▶ TASK DESCRIPTION: Reproduce each of the lines word for word.

Stored entries:
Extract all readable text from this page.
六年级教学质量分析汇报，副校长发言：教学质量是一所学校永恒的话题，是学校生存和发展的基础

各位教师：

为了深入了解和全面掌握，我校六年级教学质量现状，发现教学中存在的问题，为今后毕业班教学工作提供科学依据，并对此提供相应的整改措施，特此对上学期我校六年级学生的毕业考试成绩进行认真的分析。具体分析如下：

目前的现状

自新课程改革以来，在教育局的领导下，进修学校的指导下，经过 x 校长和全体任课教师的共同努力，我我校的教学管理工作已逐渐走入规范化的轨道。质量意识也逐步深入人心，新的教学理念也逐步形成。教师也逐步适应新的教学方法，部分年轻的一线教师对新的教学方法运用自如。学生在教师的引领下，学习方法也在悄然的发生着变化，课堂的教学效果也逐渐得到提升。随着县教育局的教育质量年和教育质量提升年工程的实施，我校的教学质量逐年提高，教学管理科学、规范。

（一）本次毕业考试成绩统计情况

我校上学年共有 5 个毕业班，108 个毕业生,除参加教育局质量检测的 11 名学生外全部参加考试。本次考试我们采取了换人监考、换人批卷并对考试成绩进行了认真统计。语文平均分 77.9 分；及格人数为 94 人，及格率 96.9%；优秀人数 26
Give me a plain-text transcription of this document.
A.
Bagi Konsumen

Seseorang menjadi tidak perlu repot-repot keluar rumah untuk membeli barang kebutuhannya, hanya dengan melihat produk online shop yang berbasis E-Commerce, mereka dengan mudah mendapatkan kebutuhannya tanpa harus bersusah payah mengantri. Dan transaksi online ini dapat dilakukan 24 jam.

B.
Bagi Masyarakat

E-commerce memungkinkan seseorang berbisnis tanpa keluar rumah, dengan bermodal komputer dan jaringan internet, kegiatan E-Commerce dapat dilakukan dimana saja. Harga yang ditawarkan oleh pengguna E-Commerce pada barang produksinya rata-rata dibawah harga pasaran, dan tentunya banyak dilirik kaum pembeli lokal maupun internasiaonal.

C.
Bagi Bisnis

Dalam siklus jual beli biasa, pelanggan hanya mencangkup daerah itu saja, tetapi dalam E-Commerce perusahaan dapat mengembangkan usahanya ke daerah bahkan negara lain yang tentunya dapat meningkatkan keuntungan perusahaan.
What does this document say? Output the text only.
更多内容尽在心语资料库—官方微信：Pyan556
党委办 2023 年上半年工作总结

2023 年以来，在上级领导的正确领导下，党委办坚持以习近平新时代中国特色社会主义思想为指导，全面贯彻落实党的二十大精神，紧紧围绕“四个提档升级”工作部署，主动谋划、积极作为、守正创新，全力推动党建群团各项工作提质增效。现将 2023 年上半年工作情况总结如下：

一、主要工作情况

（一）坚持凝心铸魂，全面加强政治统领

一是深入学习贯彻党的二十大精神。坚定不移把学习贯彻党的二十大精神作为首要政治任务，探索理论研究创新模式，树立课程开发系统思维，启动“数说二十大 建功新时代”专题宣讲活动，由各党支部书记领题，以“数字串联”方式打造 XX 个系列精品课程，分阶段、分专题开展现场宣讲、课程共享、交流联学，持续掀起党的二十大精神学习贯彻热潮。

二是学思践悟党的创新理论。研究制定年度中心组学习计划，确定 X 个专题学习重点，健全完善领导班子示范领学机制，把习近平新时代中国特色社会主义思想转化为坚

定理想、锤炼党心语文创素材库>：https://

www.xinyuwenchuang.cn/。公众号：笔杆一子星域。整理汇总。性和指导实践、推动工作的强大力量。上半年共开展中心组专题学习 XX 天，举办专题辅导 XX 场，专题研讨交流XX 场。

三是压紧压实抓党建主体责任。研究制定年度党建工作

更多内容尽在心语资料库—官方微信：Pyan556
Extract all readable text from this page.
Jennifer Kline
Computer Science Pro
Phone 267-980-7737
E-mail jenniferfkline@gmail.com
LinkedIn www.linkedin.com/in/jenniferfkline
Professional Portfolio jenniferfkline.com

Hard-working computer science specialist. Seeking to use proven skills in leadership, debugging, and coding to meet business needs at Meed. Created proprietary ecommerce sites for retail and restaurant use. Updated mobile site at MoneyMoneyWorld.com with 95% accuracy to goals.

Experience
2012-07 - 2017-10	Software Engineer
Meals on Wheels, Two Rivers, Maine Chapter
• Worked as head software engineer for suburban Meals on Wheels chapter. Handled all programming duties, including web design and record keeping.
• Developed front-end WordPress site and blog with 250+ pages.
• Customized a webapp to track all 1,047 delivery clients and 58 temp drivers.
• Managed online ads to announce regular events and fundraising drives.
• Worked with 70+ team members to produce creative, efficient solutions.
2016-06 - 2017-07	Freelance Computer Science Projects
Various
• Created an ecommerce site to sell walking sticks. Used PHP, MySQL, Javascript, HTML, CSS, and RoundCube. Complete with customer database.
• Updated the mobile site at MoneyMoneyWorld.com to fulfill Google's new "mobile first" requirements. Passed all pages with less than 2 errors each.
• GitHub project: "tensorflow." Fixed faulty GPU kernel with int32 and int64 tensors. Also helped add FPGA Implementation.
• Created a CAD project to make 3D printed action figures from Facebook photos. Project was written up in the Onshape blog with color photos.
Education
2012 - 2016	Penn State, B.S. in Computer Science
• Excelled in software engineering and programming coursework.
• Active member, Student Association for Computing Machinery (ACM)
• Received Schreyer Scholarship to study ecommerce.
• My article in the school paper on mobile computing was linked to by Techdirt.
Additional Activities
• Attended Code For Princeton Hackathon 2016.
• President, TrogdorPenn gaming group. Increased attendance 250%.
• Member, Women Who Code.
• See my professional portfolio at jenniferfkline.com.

▶ ANSWER BELOW:
Extract all readable text from this page.
六年级教学质量分析汇报，副校长发言：教学质量是一所学校永恒的话题，是学校生存和发展的基础

各位教师：

为了深入了解和全面掌握，我校六年级教学质量现状，发现教学中存在的问题，为今后毕业班教学工作提供科学依据，并对此提供相应的整改措施，特此对上学期我校六年级学生的毕业考试成绩进行认真的分析。具体分析如下：

目前的现状

自新课程改革以来，在教育局的领导下，进修学校的指导下，经过 x 校长和全体任课教师的共同努力，我我校的教学管理工作已逐渐走入规范化的轨道。质量意识也逐步深入人心，新的教学理念也逐步形成。教师也逐步适应新的教学方法，部分年轻的一线教师对新的教学方法运用自如。学生在教师的引领下，学习方法也在悄然的发生着变化，课堂的教学效果也逐渐得到提升。随着县教育局的教育质量年和教育质量提升年工程的实施，我校的教学质量逐年提高，教学管理科学、规范。

（一）本次毕业考试成绩统计情况

我校上学年共有 5 个毕业班，108 个毕业生,除参加教育局质量检测的 11 名学生外全部参加考试。本次考试我们采取了换人监考、换人批卷并对考试成绩进行了认真统计。语文平均分 77.9 分；及格人数为 94 人，及格率 96.9%；优秀人数 26
Give me a plain-text transcription of this document.
A.
Bagi Konsumen

Seseorang menjadi tidak perlu repot-repot keluar rumah untuk membeli barang kebutuhannya, hanya dengan melihat produk online shop yang berbasis E-Commerce, mereka dengan mudah mendapatkan kebutuhannya tanpa harus bersusah payah mengantri. Dan transaksi online ini dapat dilakukan 24 jam.

B.
Bagi Masyarakat

E-commerce memungkinkan seseorang berbisnis tanpa keluar rumah, dengan bermodal komputer dan jaringan internet, kegiatan E-Commerce dapat dilakukan dimana saja. Harga yang ditawarkan oleh pengguna E-Commerce pada barang produksinya rata-rata dibawah harga pasaran, dan tentunya banyak dilirik kaum pembeli lokal maupun internasiaonal.

C.
Bagi Bisnis

Dalam siklus jual beli biasa, pelanggan hanya mencangkup daerah itu saja, tetapi dalam E-Commerce perusahaan dapat mengembangkan usahanya ke daerah bahkan negara lain yang tentunya dapat meningkatkan keuntungan perusahaan.
What does this document say? Output the text only.
更多内容尽在心语资料库—官方微信：Pyan556
党委办 2023 年上半年工作总结

2023 年以来，在上级领导的正确领导下，党委办坚持以习近平新时代中国特色社会主义思想为指导，全面贯彻落实党的二十大精神，紧紧围绕“四个提档升级”工作部署，主动谋划、积极作为、守正创新，全力推动党建群团各项工作提质增效。现将 2023 年上半年工作情况总结如下：

一、主要工作情况

（一）坚持凝心铸魂，全面加强政治统领

一是深入学习贯彻党的二十大精神。坚定不移把学习贯彻党的二十大精神作为首要政治任务，探索理论研究创新模式，树立课程开发系统思维，启动“数说二十大 建功新时代”专题宣讲活动，由各党支部书记领题，以“数字串联”方式打造 XX 个系列精品课程，分阶段、分专题开展现场宣讲、课程共享、交流联学，持续掀起党的二十大精神学习贯彻热潮。

二是学思践悟党的创新理论。研究制定年度中心组学习计划，确定 X 个专题学习重点，健全完善领导班子示范领学机制，把习近平新时代中国特色社会主义思想转化为坚

定理想、锤炼党心语文创素材库>：https://

www.xinyuwenchuang.cn/。公众号：笔杆一子星域。整理汇总。性和指导实践、推动工作的强大力量。上半年共开展中心组专题学习 XX 天，举办专题辅导 XX 场，专题研讨交流XX 场。

三是压紧压实抓党建主体责任。研究制定年度党建工作

更多内容尽在心语资料库—官方微信：Pyan556
Extract all readable text from this page.
Jennifer Kline
Computer Science Pro
Phone 267-980-7737
E-mail jenniferfkline@gmail.com
LinkedIn www.linkedin.com/in/jenniferfkline
Professional Portfolio jenniferfkline.com

Hard-working computer science specialist. Seeking to use proven skills in leadership, debugging, and coding to meet business needs at Meed. Created proprietary ecommerce sites for retail and restaurant use. Updated mobile site at MoneyMoneyWorld.com with 95% accuracy to goals.

Experience
2012-07 - 2017-10	Software Engineer
Meals on Wheels, Two Rivers, Maine Chapter
• Worked as head software engineer for suburban Meals on Wheels chapter. Handled all programming duties, including web design and record keeping.
• Developed front-end WordPress site and blog with 250+ pages.
• Customized a webapp to track all 1,047 delivery clients and 58 temp drivers.
• Managed online ads to announce regular events and fundraising drives.
• Worked with 70+ team members to produce creative, efficient solutions.
2016-06 - 2017-07	Freelance Computer Science Projects
Various
• Created an ecommerce site to sell walking sticks. Used PHP, MySQL, Javascript, HTML, CSS, and RoundCube. Complete with customer database.
• Updated the mobile site at MoneyMoneyWorld.com to fulfill Google's new "mobile first" requirements. Passed all pages with less than 2 errors each.
• GitHub project: "tensorflow." Fixed faulty GPU kernel with int32 and int64 tensors. Also helped add FPGA Implementation.
• Created a CAD project to make 3D printed action figures from Facebook photos. Project was written up in the Onshape blog with color photos.
Education
2012 - 2016	Penn State, B.S. in Computer Science
• Excelled in software engineering and programming coursework.
• Active member, Student Association for Computing Machinery (ACM)
• Received Schreyer Scholarship to study ecommerce.
• My article in the school paper on mobile computing was linked to by Techdirt.
Additional Activities
• Attended Code For Princeton Hackathon 2016.
• President, TrogdorPenn gaming group. Increased attendance 250%.
• Member, Women Who Code.
• See my professional portfolio at jenniferfkline.com.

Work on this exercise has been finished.